■ **Aim of the exercise**:
Transcribe the full listing exactly, and drop every picture.
>> start Working data
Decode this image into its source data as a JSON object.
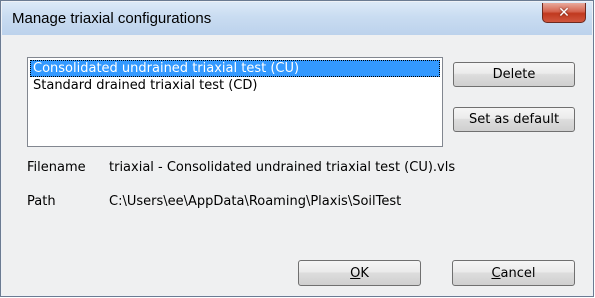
{
  "window": {
    "title": "Manage triaxial configurations",
    "close_glyph": "✕"
  },
  "configurations": {
    "items": [
      {
        "label": "Consolidated undrained triaxial test (CU)",
        "selected": true
      },
      {
        "label": "Standard drained triaxial test (CD)",
        "selected": false
      }
    ]
  },
  "buttons": {
    "delete": "Delete",
    "set_default": "Set as default",
    "ok_mnemonic": "O",
    "ok_rest": "K",
    "cancel_mnemonic": "C",
    "cancel_rest": "ancel"
  },
  "details": {
    "filename_label": "Filename",
    "filename_value": "triaxial - Consolidated undrained triaxial test (CU).vls",
    "path_label": "Path",
    "path_value": "C:\\Users\\ee\\AppData\\Roaming\\Plaxis\\SoilTest"
  },
  "colors": {
    "selection": "#3399ff",
    "close_button": "#c7432a"
  }
}
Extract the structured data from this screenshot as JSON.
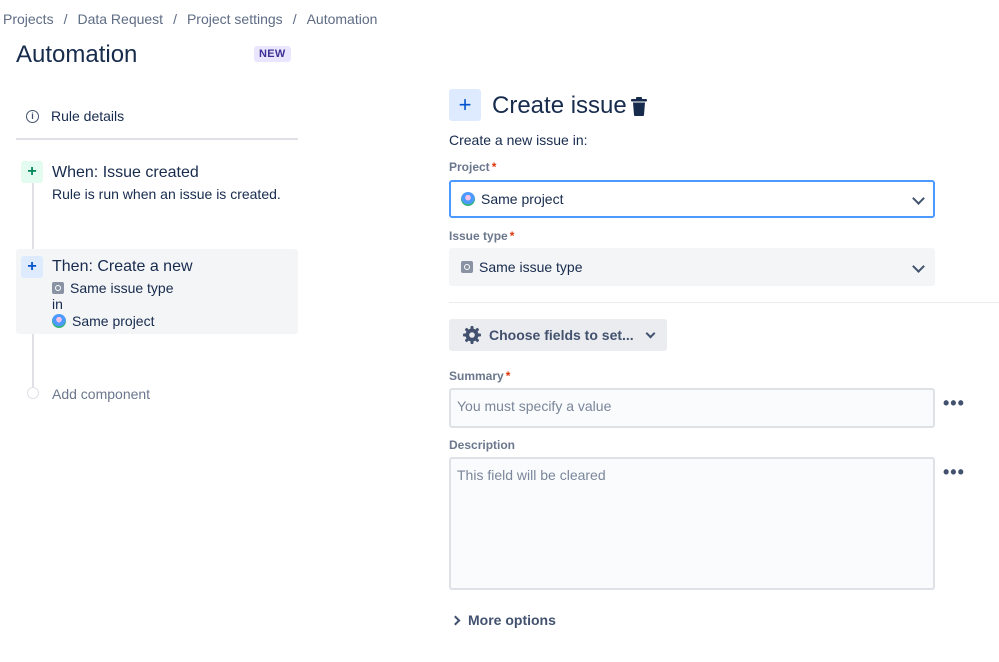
{
  "breadcrumb": [
    "Projects",
    "Data Request",
    "Project settings",
    "Automation"
  ],
  "page": {
    "title": "Automation",
    "badge": "NEW"
  },
  "rule": {
    "details_label": "Rule details",
    "trigger": {
      "title": "When: Issue created",
      "description": "Rule is run when an issue is created."
    },
    "action": {
      "title": "Then: Create a new",
      "issue_type": "Same issue type",
      "connector": "in",
      "project": "Same project"
    },
    "add_component": "Add component"
  },
  "form": {
    "title": "Create issue",
    "subtitle": "Create a new issue in:",
    "project": {
      "label": "Project",
      "value": "Same project"
    },
    "issue_type": {
      "label": "Issue type",
      "value": "Same issue type"
    },
    "choose_fields": "Choose fields to set...",
    "summary": {
      "label": "Summary",
      "placeholder": "You must specify a value"
    },
    "description": {
      "label": "Description",
      "placeholder": "This field will be cleared"
    },
    "more_options": "More options",
    "required_mark": "*"
  },
  "icons": {
    "info": "info-icon",
    "plus": "plus-icon",
    "trash": "trash-icon",
    "gear": "gear-icon",
    "chevron": "chevron-down-icon",
    "more": "more-icon",
    "expand": "chevron-right-icon"
  },
  "colors": {
    "focus": "#4c9aff",
    "brand": "#0052cc",
    "success": "#00875a",
    "required": "#de350b",
    "badge_bg": "#eae6ff"
  }
}
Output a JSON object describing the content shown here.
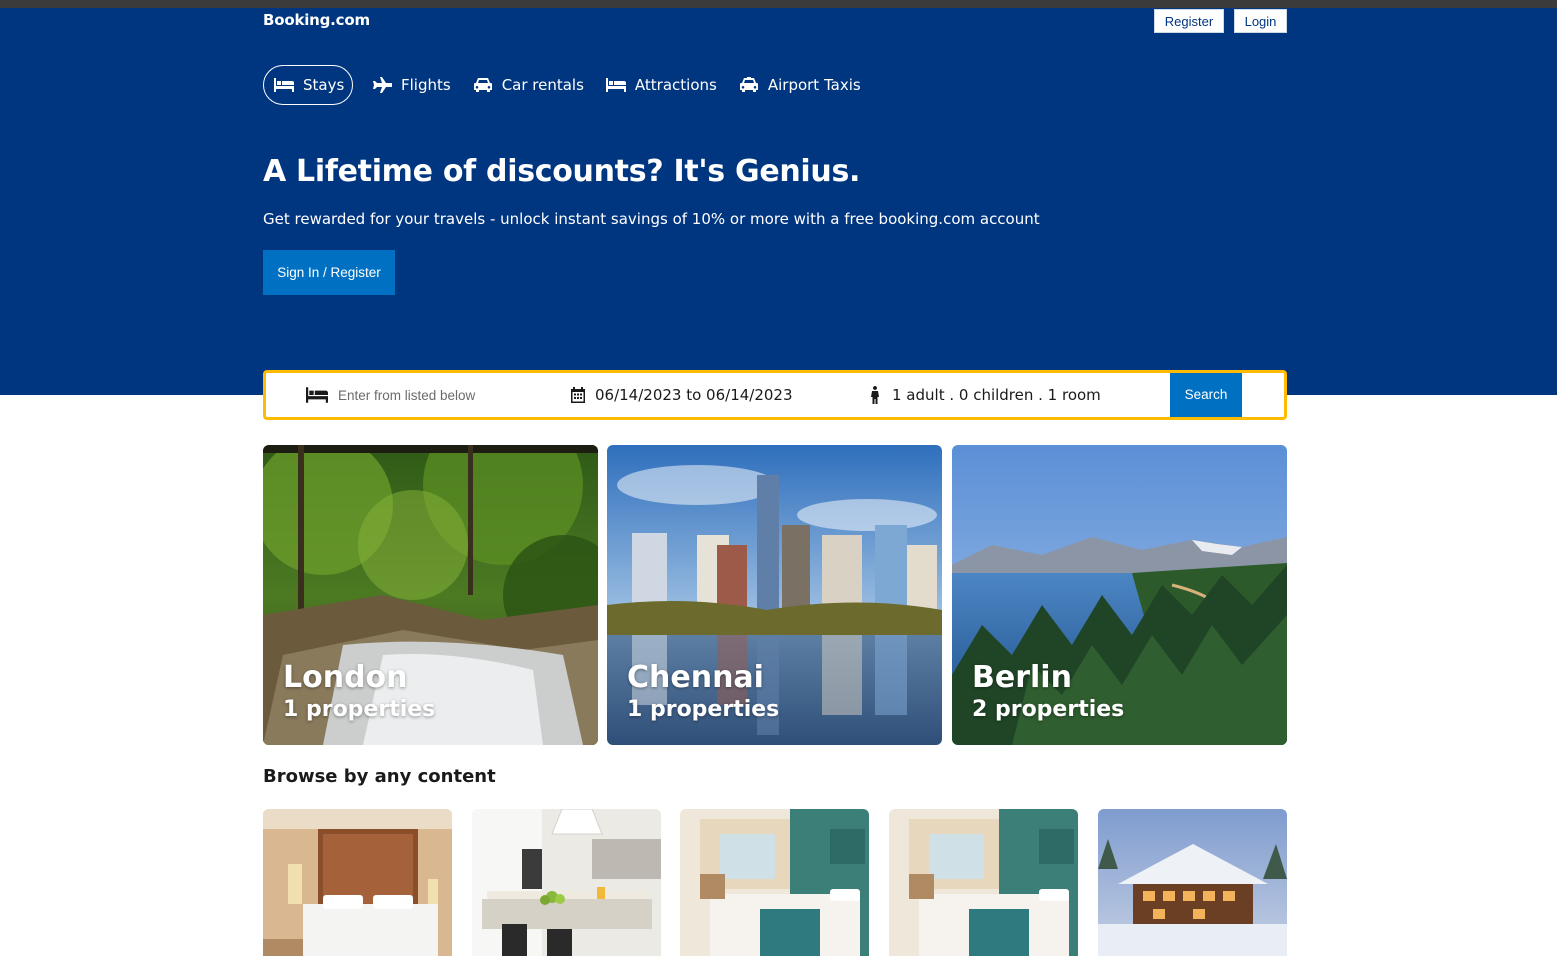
>> end Working data
■ **Worked answer**:
Decode this image into its source data as a JSON object.
{
  "window": {
    "title": "Manage triaxial configurations",
    "close_glyph": "✕"
  },
  "configurations": {
    "items": [
      {
        "label": "Consolidated undrained triaxial test (CU)",
        "selected": true
      },
      {
        "label": "Standard drained triaxial test (CD)",
        "selected": false
      }
    ]
  },
  "buttons": {
    "delete": "Delete",
    "set_default": "Set as default",
    "ok_mnemonic": "O",
    "ok_rest": "K",
    "cancel_mnemonic": "C",
    "cancel_rest": "ancel"
  },
  "details": {
    "filename_label": "Filename",
    "filename_value": "triaxial - Consolidated undrained triaxial test (CU).vls",
    "path_label": "Path",
    "path_value": "C:\\Users\\ee\\AppData\\Roaming\\Plaxis\\SoilTest"
  },
  "colors": {
    "selection": "#3399ff",
    "close_button": "#c7432a"
  }
}
Extract the structured data from this screenshot as JSON.
{
  "breadcrumb": [
    "Projects",
    "Data Request",
    "Project settings",
    "Automation"
  ],
  "page": {
    "title": "Automation",
    "badge": "NEW"
  },
  "rule": {
    "details_label": "Rule details",
    "trigger": {
      "title": "When: Issue created",
      "description": "Rule is run when an issue is created."
    },
    "action": {
      "title": "Then: Create a new",
      "issue_type": "Same issue type",
      "connector": "in",
      "project": "Same project"
    },
    "add_component": "Add component"
  },
  "form": {
    "title": "Create issue",
    "subtitle": "Create a new issue in:",
    "project": {
      "label": "Project",
      "value": "Same project"
    },
    "issue_type": {
      "label": "Issue type",
      "value": "Same issue type"
    },
    "choose_fields": "Choose fields to set...",
    "summary": {
      "label": "Summary",
      "placeholder": "You must specify a value"
    },
    "description": {
      "label": "Description",
      "placeholder": "This field will be cleared"
    },
    "more_options": "More options",
    "required_mark": "*"
  },
  "icons": {
    "info": "info-icon",
    "plus": "plus-icon",
    "trash": "trash-icon",
    "gear": "gear-icon",
    "chevron": "chevron-down-icon",
    "more": "more-icon",
    "expand": "chevron-right-icon"
  },
  "colors": {
    "focus": "#4c9aff",
    "brand": "#0052cc",
    "success": "#00875a",
    "required": "#de350b",
    "badge_bg": "#eae6ff"
  }
}
Output a JSON object describing the content shown here.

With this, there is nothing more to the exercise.